◆ Problem to solve ◆
Find the string "grid" and gather every line that holds it.

◆ Provided information ◆
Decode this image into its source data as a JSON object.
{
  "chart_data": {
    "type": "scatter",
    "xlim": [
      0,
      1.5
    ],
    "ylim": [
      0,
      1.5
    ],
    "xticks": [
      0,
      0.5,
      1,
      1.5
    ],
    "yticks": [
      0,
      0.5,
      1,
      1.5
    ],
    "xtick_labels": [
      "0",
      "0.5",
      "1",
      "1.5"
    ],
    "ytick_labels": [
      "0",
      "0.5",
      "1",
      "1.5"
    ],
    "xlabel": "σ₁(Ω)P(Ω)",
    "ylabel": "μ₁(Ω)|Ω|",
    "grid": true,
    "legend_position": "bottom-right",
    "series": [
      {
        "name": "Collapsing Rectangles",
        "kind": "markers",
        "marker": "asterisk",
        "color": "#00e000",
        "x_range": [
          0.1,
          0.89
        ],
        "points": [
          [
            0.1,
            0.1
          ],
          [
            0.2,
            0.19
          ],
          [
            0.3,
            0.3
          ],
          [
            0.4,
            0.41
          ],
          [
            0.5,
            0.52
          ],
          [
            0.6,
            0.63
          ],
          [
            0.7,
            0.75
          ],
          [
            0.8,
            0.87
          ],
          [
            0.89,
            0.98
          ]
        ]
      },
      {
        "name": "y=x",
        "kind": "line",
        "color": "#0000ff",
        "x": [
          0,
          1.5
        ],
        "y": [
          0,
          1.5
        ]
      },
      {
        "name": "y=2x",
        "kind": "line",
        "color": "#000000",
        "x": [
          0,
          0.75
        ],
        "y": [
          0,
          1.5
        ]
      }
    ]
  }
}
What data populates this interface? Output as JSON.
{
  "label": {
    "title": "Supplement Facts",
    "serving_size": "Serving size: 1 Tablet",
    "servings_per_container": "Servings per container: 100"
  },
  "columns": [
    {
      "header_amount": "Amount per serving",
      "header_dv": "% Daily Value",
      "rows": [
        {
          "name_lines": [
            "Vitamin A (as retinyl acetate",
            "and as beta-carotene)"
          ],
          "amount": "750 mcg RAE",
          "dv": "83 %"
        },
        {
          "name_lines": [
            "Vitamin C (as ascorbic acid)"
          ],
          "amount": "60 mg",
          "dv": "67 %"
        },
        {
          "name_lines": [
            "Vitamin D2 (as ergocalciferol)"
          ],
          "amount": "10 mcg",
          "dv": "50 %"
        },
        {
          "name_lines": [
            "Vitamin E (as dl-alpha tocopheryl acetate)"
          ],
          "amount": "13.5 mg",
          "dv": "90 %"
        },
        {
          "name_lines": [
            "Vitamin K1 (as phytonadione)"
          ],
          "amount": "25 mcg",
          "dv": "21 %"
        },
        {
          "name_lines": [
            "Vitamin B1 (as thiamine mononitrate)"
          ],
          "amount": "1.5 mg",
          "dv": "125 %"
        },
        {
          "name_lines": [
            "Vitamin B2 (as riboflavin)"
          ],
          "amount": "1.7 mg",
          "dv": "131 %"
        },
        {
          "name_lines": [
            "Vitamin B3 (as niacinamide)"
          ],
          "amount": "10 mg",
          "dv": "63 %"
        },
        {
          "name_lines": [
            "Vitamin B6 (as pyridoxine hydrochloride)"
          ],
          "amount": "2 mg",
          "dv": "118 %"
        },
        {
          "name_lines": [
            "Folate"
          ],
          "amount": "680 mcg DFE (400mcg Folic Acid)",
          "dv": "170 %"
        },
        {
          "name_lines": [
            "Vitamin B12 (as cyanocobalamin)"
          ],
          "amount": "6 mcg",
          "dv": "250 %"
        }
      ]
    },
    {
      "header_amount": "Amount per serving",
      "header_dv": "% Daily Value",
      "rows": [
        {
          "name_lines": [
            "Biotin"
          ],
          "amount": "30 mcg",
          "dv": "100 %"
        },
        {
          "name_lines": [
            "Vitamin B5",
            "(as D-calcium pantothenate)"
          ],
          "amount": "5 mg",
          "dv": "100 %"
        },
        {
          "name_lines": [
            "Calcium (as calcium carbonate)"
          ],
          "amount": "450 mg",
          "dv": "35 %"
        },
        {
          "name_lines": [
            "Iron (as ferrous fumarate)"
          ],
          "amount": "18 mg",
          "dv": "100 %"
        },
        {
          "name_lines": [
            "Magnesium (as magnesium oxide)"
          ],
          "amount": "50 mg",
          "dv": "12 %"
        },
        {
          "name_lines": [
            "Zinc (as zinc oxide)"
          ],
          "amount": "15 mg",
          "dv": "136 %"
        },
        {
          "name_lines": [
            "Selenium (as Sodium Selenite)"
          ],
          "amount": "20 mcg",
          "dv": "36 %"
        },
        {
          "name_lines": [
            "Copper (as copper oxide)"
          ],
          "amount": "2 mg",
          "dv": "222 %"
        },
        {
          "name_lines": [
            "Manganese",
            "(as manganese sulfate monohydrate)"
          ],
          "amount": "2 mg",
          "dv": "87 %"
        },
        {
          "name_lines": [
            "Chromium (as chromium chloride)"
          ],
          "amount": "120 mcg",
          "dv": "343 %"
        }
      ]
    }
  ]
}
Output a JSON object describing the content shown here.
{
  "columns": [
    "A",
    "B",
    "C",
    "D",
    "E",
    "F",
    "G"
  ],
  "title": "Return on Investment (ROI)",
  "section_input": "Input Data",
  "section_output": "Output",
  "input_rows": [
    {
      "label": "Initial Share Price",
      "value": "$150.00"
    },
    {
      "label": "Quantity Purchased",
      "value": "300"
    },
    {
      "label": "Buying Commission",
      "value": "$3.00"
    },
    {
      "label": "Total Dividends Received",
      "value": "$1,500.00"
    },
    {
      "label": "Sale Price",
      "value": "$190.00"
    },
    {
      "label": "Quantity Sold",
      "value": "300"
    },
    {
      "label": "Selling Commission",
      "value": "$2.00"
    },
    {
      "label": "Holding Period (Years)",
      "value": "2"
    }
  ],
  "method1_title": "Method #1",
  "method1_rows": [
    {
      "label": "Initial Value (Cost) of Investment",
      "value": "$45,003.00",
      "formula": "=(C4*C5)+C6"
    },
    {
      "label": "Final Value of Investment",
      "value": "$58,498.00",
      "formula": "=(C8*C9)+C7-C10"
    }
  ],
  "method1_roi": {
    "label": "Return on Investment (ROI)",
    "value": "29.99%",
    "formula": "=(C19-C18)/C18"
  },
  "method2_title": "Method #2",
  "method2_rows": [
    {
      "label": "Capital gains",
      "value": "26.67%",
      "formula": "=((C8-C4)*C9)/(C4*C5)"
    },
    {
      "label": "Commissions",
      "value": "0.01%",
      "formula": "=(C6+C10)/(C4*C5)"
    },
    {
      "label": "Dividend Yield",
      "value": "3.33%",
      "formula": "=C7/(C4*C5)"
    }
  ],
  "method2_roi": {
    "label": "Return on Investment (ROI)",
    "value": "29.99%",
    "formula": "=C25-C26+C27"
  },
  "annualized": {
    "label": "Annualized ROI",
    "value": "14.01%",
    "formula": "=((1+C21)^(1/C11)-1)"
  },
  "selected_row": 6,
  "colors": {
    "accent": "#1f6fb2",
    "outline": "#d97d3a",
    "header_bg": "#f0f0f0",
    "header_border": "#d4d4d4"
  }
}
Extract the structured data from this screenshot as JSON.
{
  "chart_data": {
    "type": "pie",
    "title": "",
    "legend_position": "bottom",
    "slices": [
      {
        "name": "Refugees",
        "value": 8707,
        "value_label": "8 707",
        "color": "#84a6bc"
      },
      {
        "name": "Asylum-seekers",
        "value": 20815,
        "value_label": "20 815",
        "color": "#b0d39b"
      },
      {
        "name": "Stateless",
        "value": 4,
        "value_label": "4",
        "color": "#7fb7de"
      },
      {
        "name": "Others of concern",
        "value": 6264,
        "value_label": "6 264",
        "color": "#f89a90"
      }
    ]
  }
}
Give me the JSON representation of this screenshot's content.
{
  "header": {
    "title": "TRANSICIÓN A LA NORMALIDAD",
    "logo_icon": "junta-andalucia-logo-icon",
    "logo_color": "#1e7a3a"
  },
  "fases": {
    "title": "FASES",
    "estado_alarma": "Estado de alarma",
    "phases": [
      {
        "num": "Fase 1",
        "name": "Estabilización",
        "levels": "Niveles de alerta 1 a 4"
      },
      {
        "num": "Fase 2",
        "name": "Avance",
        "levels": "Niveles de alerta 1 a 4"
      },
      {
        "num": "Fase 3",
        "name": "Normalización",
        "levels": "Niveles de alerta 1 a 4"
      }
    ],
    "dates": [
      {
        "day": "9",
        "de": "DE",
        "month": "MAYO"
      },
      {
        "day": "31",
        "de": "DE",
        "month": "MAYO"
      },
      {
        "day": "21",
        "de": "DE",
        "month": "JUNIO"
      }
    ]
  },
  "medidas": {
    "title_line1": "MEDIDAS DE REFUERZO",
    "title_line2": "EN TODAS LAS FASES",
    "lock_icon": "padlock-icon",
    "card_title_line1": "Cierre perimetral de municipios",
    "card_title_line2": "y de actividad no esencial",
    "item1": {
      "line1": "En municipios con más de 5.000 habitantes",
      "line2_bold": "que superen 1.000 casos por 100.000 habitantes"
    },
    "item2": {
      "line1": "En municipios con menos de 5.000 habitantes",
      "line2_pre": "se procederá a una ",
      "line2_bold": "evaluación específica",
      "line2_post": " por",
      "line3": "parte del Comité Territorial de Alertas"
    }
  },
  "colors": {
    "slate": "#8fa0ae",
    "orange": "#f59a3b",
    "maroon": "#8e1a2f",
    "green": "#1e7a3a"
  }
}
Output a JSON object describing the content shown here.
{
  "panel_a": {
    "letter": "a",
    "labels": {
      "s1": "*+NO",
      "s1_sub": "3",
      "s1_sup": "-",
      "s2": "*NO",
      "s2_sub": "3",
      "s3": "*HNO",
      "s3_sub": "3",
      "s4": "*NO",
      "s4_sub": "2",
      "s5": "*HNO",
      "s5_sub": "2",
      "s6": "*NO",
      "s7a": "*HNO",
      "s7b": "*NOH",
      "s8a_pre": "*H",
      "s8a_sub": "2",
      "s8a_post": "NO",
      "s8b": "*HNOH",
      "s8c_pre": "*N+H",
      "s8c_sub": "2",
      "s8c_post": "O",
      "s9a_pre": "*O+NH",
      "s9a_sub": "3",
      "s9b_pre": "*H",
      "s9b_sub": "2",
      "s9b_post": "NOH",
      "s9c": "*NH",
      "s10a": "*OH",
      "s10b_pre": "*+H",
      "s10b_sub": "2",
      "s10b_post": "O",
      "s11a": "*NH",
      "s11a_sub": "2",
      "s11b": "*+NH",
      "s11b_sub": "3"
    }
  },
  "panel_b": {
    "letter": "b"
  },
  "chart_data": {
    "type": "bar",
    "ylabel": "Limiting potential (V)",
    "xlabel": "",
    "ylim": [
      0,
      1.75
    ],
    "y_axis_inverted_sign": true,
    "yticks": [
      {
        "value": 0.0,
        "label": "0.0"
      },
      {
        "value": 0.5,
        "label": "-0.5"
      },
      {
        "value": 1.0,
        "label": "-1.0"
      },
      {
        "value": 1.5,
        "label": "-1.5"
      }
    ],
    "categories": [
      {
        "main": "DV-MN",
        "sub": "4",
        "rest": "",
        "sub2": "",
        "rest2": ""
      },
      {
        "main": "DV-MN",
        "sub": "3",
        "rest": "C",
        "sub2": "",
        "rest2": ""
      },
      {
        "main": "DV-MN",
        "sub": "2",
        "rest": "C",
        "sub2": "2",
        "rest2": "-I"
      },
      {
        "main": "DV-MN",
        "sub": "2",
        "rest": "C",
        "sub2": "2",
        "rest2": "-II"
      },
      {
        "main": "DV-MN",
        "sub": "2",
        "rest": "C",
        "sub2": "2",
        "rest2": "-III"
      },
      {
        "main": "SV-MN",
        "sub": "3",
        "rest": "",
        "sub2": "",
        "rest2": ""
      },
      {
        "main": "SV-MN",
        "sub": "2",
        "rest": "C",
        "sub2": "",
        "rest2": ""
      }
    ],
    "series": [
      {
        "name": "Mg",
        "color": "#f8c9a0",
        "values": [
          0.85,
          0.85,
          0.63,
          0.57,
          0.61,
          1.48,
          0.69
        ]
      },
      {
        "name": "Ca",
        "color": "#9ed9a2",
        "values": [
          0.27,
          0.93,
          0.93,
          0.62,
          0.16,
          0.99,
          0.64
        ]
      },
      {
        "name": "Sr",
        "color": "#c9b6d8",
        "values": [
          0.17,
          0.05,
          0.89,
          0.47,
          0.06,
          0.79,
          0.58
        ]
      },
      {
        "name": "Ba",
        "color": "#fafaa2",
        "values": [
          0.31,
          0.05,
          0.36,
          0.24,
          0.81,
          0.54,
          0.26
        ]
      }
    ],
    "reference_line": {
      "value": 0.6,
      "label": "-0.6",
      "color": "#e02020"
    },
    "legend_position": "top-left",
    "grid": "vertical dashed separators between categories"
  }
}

◆ Full response ◆
    "grid": true,
    "grid": "vertical dashed separators between categories"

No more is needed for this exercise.